*INFORMATION SUPPLIED:*
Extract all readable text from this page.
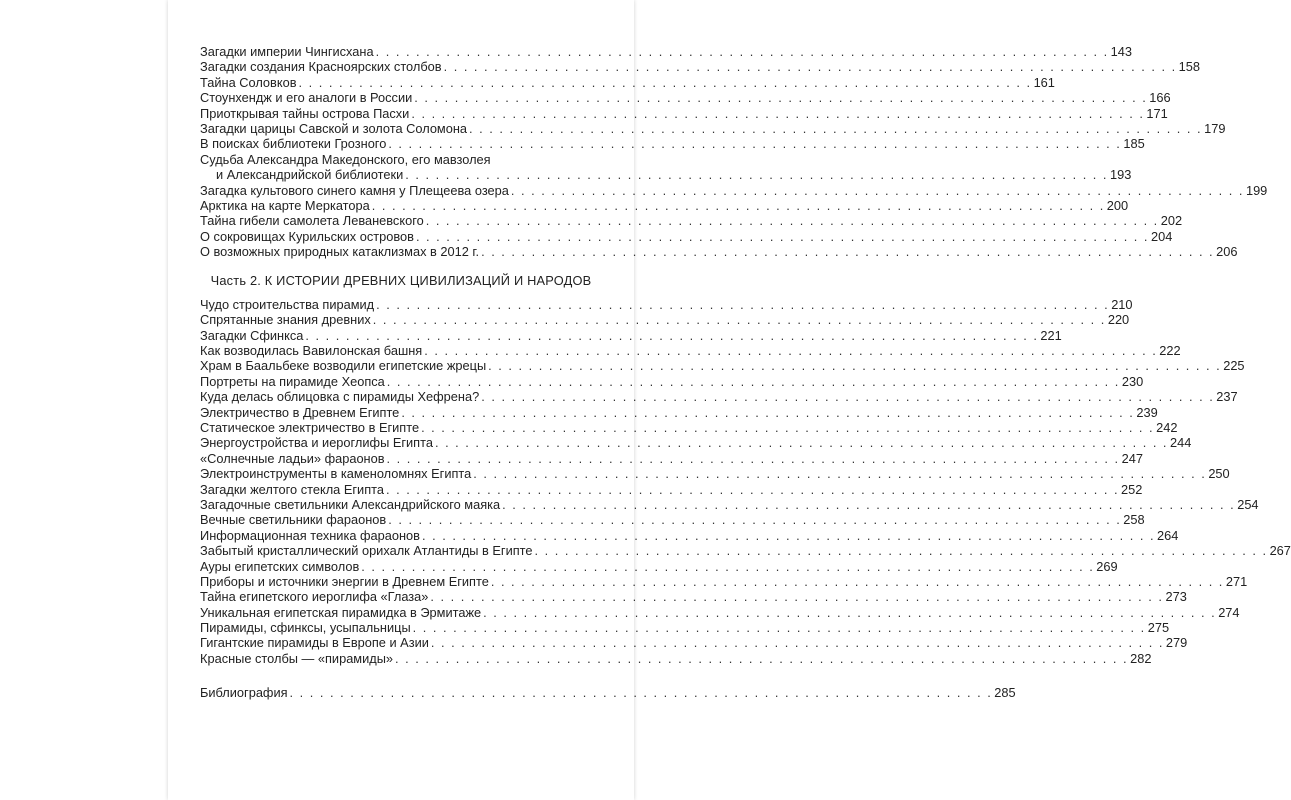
Загадки империи Чингисхана . . . . . . . . . . . . . . . . . . . . . . . . . . . . . . . . . . . . . . . . . . . . . . . . . . . . . . . . . . . . . . . . . . . . . . . . . 143
Загадки создания Красноярских столбов . . . . . . . . . . . . . . . . . . . . . . . . . . . . . . . . . . . . . . . . . . . . . . . . . . . . . . . . . . . . . . . . . . . . . . . . . 158
Тайна Соловков . . . . . . . . . . . . . . . . . . . . . . . . . . . . . . . . . . . . . . . . . . . . . . . . . . . . . . . . . . . . . . . . . . . . . . . . . 161
Стоунхендж и его аналоги в России . . . . . . . . . . . . . . . . . . . . . . . . . . . . . . . . . . . . . . . . . . . . . . . . . . . . . . . . . . . . . . . . . . . . . . . . . 166
Приоткрывая тайны острова Пасхи . . . . . . . . . . . . . . . . . . . . . . . . . . . . . . . . . . . . . . . . . . . . . . . . . . . . . . . . . . . . . . . . . . . . . . . . . 171
Загадки царицы Савской и золота Соломона . . . . . . . . . . . . . . . . . . . . . . . . . . . . . . . . . . . . . . . . . . . . . . . . . . . . . . . . . . . . . . . . . . . . . . . . . 179
В поисках библиотеки Грозного . . . . . . . . . . . . . . . . . . . . . . . . . . . . . . . . . . . . . . . . . . . . . . . . . . . . . . . . . . . . . . . . . . . . . . . . . 185
Судьба Александра Македонского, его мавзолея
и Александрийской библиотеки . . . . . . . . . . . . . . . . . . . . . . . . . . . . . . . . . . . . . . . . . . . . . . . . . . . . . . . . . . . . . . . . . . . . . . 193
Загадка культового синего камня у Плещеева озера . . . . . . . . . . . . . . . . . . . . . . . . . . . . . . . . . . . . . . . . . . . . . . . . . . . . . . . . . . . . . . . . . . . . . . . . . 199
Арктика на карте Меркатора . . . . . . . . . . . . . . . . . . . . . . . . . . . . . . . . . . . . . . . . . . . . . . . . . . . . . . . . . . . . . . . . . . . . . . . . . 200
Тайна гибели самолета Леваневского . . . . . . . . . . . . . . . . . . . . . . . . . . . . . . . . . . . . . . . . . . . . . . . . . . . . . . . . . . . . . . . . . . . . . . . . . 202
О сокровищах Курильских островов . . . . . . . . . . . . . . . . . . . . . . . . . . . . . . . . . . . . . . . . . . . . . . . . . . . . . . . . . . . . . . . . . . . . . . . . . 204
О возможных природных катаклизмах в 2012 г. . . . . . . . . . . . . . . . . . . . . . . . . . . . . . . . . . . . . . . . . . . . . . . . . . . . . . . . . . . . . . . . . . . . . . . . . . 206
Часть 2. К ИСТОРИИ ДРЕВНИХ ЦИВИЛИЗАЦИЙ И НАРОДОВ
Чудо строительства пирамид . . . . . . . . . . . . . . . . . . . . . . . . . . . . . . . . . . . . . . . . . . . . . . . . . . . . . . . . . . . . . . . . . . . . . . . . . 210
Спрятанные знания древних . . . . . . . . . . . . . . . . . . . . . . . . . . . . . . . . . . . . . . . . . . . . . . . . . . . . . . . . . . . . . . . . . . . . . . . . . 220
Загадки Сфинкса . . . . . . . . . . . . . . . . . . . . . . . . . . . . . . . . . . . . . . . . . . . . . . . . . . . . . . . . . . . . . . . . . . . . . . . . . 221
Как возводилась Вавилонская башня . . . . . . . . . . . . . . . . . . . . . . . . . . . . . . . . . . . . . . . . . . . . . . . . . . . . . . . . . . . . . . . . . . . . . . . . . 222
Храм в Баальбеке возводили египетские жрецы . . . . . . . . . . . . . . . . . . . . . . . . . . . . . . . . . . . . . . . . . . . . . . . . . . . . . . . . . . . . . . . . . . . . . . . . . 225
Портреты на пирамиде Хеопса . . . . . . . . . . . . . . . . . . . . . . . . . . . . . . . . . . . . . . . . . . . . . . . . . . . . . . . . . . . . . . . . . . . . . . . . . 230
Куда делась облицовка с пирамиды Хефрена? . . . . . . . . . . . . . . . . . . . . . . . . . . . . . . . . . . . . . . . . . . . . . . . . . . . . . . . . . . . . . . . . . . . . . . . . . 237
Электричество в Древнем Египте . . . . . . . . . . . . . . . . . . . . . . . . . . . . . . . . . . . . . . . . . . . . . . . . . . . . . . . . . . . . . . . . . . . . . . . . . 239
Статическое электричество в Египте . . . . . . . . . . . . . . . . . . . . . . . . . . . . . . . . . . . . . . . . . . . . . . . . . . . . . . . . . . . . . . . . . . . . . . . . . 242
Энергоустройства и иероглифы Египта . . . . . . . . . . . . . . . . . . . . . . . . . . . . . . . . . . . . . . . . . . . . . . . . . . . . . . . . . . . . . . . . . . . . . . . . . 244
«Солнечные ладьи» фараонов . . . . . . . . . . . . . . . . . . . . . . . . . . . . . . . . . . . . . . . . . . . . . . . . . . . . . . . . . . . . . . . . . . . . . . . . . 247
Электроинструменты в каменоломнях Египта . . . . . . . . . . . . . . . . . . . . . . . . . . . . . . . . . . . . . . . . . . . . . . . . . . . . . . . . . . . . . . . . . . . . . . . . . 250
Загадки желтого стекла Египта . . . . . . . . . . . . . . . . . . . . . . . . . . . . . . . . . . . . . . . . . . . . . . . . . . . . . . . . . . . . . . . . . . . . . . . . . 252
Загадочные светильники Александрийского маяка . . . . . . . . . . . . . . . . . . . . . . . . . . . . . . . . . . . . . . . . . . . . . . . . . . . . . . . . . . . . . . . . . . . . . . . . . 254
Вечные светильники фараонов . . . . . . . . . . . . . . . . . . . . . . . . . . . . . . . . . . . . . . . . . . . . . . . . . . . . . . . . . . . . . . . . . . . . . . . . . 258
Информационная техника фараонов . . . . . . . . . . . . . . . . . . . . . . . . . . . . . . . . . . . . . . . . . . . . . . . . . . . . . . . . . . . . . . . . . . . . . . . . . 264
Забытый кристаллический орихалк Атлантиды в Египте . . . . . . . . . . . . . . . . . . . . . . . . . . . . . . . . . . . . . . . . . . . . . . . . . . . . . . . . . . . . . . . . . . . . . . . . . 267
Ауры египетских символов . . . . . . . . . . . . . . . . . . . . . . . . . . . . . . . . . . . . . . . . . . . . . . . . . . . . . . . . . . . . . . . . . . . . . . . . . 269
Приборы и источники энергии в Древнем Египте . . . . . . . . . . . . . . . . . . . . . . . . . . . . . . . . . . . . . . . . . . . . . . . . . . . . . . . . . . . . . . . . . . . . . . . . . 271
Тайна египетского иероглифа «Глаза» . . . . . . . . . . . . . . . . . . . . . . . . . . . . . . . . . . . . . . . . . . . . . . . . . . . . . . . . . . . . . . . . . . . . . . . . . 273
Уникальная египетская пирамидка в Эрмитаже . . . . . . . . . . . . . . . . . . . . . . . . . . . . . . . . . . . . . . . . . . . . . . . . . . . . . . . . . . . . . . . . . . . . . . . . . 274
Пирамиды, сфинксы, усыпальницы . . . . . . . . . . . . . . . . . . . . . . . . . . . . . . . . . . . . . . . . . . . . . . . . . . . . . . . . . . . . . . . . . . . . . . . . . 275
Гигантские пирамиды в Европе и Азии . . . . . . . . . . . . . . . . . . . . . . . . . . . . . . . . . . . . . . . . . . . . . . . . . . . . . . . . . . . . . . . . . . . . . . . . . 279
Красные столбы — «пирамиды» . . . . . . . . . . . . . . . . . . . . . . . . . . . . . . . . . . . . . . . . . . . . . . . . . . . . . . . . . . . . . . . . . . . . . . . . . 282
Библиография . . . . . . . . . . . . . . . . . . . . . . . . . . . . . . . . . . . . . . . . . . . . . . . . . . . . . . . . . . . . . . . . . . . . . . 285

*WHAT IS ASKED:* Look through the entries above; copy every line holding the string "Египте".

*WRITTEN SOLUTION:*
Электричество в Древнем Египте . . . . . . . . . . . . . . . . . . . . . . . . . . . . . . . . . . . . . . . . . . . . . . . . . . . . . . . . . . . . . . . . . . . . . . . . . 239
Статическое электричество в Египте . . . . . . . . . . . . . . . . . . . . . . . . . . . . . . . . . . . . . . . . . . . . . . . . . . . . . . . . . . . . . . . . . . . . . . . . . 242
Забытый кристаллический орихалк Атлантиды в Египте . . . . . . . . . . . . . . . . . . . . . . . . . . . . . . . . . . . . . . . . . . . . . . . . . . . . . . . . . . . . . . . . . . . . . . . . . 267
Приборы и источники энергии в Древнем Египте . . . . . . . . . . . . . . . . . . . . . . . . . . . . . . . . . . . . . . . . . . . . . . . . . . . . . . . . . . . . . . . . . . . . . . . . . 271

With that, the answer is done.